Repeat what the lines below say, word for word, and skip every image.
─── DATASET EXTRACT ───
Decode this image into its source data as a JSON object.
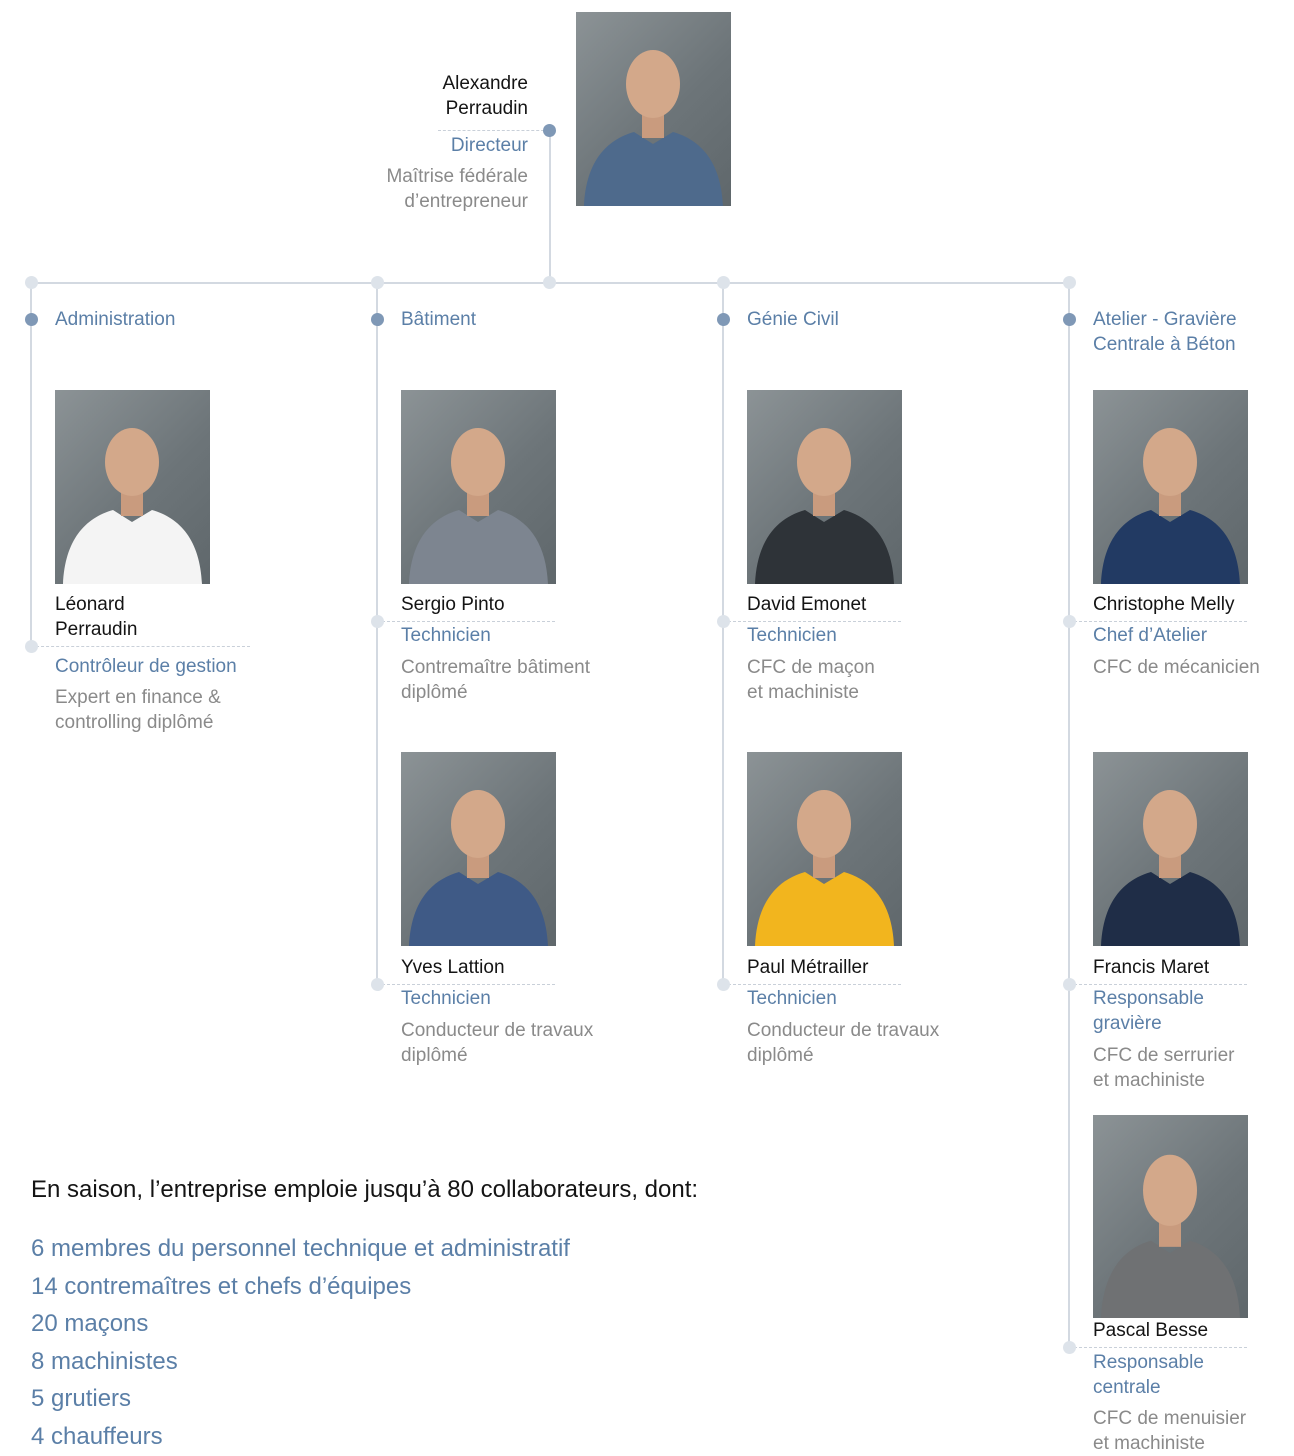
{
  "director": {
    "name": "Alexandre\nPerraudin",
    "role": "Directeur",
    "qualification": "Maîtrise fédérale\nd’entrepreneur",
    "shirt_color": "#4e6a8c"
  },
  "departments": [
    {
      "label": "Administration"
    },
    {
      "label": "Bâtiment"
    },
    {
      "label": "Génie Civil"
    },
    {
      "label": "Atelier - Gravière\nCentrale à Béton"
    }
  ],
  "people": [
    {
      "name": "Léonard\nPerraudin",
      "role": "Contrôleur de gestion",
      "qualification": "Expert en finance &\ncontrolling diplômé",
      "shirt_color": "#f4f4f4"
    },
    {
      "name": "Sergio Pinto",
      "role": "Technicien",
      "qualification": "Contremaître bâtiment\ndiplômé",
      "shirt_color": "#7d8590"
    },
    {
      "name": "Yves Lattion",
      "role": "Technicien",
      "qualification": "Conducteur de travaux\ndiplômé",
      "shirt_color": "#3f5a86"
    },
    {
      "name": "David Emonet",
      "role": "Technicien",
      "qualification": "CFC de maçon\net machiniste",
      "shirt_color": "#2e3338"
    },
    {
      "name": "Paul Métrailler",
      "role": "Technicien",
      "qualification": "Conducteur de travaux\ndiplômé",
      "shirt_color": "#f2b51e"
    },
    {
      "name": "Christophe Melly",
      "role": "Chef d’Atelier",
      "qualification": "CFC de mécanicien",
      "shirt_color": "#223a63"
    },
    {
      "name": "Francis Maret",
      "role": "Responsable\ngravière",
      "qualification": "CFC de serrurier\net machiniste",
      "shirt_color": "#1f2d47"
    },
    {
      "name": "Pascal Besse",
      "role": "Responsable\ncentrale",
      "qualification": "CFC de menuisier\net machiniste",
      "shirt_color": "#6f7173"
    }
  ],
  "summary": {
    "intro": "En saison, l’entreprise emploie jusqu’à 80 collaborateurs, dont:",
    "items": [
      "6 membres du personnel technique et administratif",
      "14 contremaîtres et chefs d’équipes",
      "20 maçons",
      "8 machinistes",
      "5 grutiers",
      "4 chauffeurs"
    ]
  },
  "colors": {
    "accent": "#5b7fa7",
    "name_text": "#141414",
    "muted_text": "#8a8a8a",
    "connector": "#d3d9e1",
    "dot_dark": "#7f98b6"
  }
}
───
§ **ANSWER TO THE EXERCISE**
Decode this image into its source data as a JSON object.
{
  "director": {
    "name": "Alexandre\nPerraudin",
    "role": "Directeur",
    "qualification": "Maîtrise fédérale\nd’entrepreneur",
    "shirt_color": "#4e6a8c"
  },
  "departments": [
    {
      "label": "Administration"
    },
    {
      "label": "Bâtiment"
    },
    {
      "label": "Génie Civil"
    },
    {
      "label": "Atelier - Gravière\nCentrale à Béton"
    }
  ],
  "people": [
    {
      "name": "Léonard\nPerraudin",
      "role": "Contrôleur de gestion",
      "qualification": "Expert en finance &\ncontrolling diplômé",
      "shirt_color": "#f4f4f4"
    },
    {
      "name": "Sergio Pinto",
      "role": "Technicien",
      "qualification": "Contremaître bâtiment\ndiplômé",
      "shirt_color": "#7d8590"
    },
    {
      "name": "Yves Lattion",
      "role": "Technicien",
      "qualification": "Conducteur de travaux\ndiplômé",
      "shirt_color": "#3f5a86"
    },
    {
      "name": "David Emonet",
      "role": "Technicien",
      "qualification": "CFC de maçon\net machiniste",
      "shirt_color": "#2e3338"
    },
    {
      "name": "Paul Métrailler",
      "role": "Technicien",
      "qualification": "Conducteur de travaux\ndiplômé",
      "shirt_color": "#f2b51e"
    },
    {
      "name": "Christophe Melly",
      "role": "Chef d’Atelier",
      "qualification": "CFC de mécanicien",
      "shirt_color": "#223a63"
    },
    {
      "name": "Francis Maret",
      "role": "Responsable\ngravière",
      "qualification": "CFC de serrurier\net machiniste",
      "shirt_color": "#1f2d47"
    },
    {
      "name": "Pascal Besse",
      "role": "Responsable\ncentrale",
      "qualification": "CFC de menuisier\net machiniste",
      "shirt_color": "#6f7173"
    }
  ],
  "summary": {
    "intro": "En saison, l’entreprise emploie jusqu’à 80 collaborateurs, dont:",
    "items": [
      "6 membres du personnel technique et administratif",
      "14 contremaîtres et chefs d’équipes",
      "20 maçons",
      "8 machinistes",
      "5 grutiers",
      "4 chauffeurs"
    ]
  },
  "colors": {
    "accent": "#5b7fa7",
    "name_text": "#141414",
    "muted_text": "#8a8a8a",
    "connector": "#d3d9e1",
    "dot_dark": "#7f98b6"
  }
}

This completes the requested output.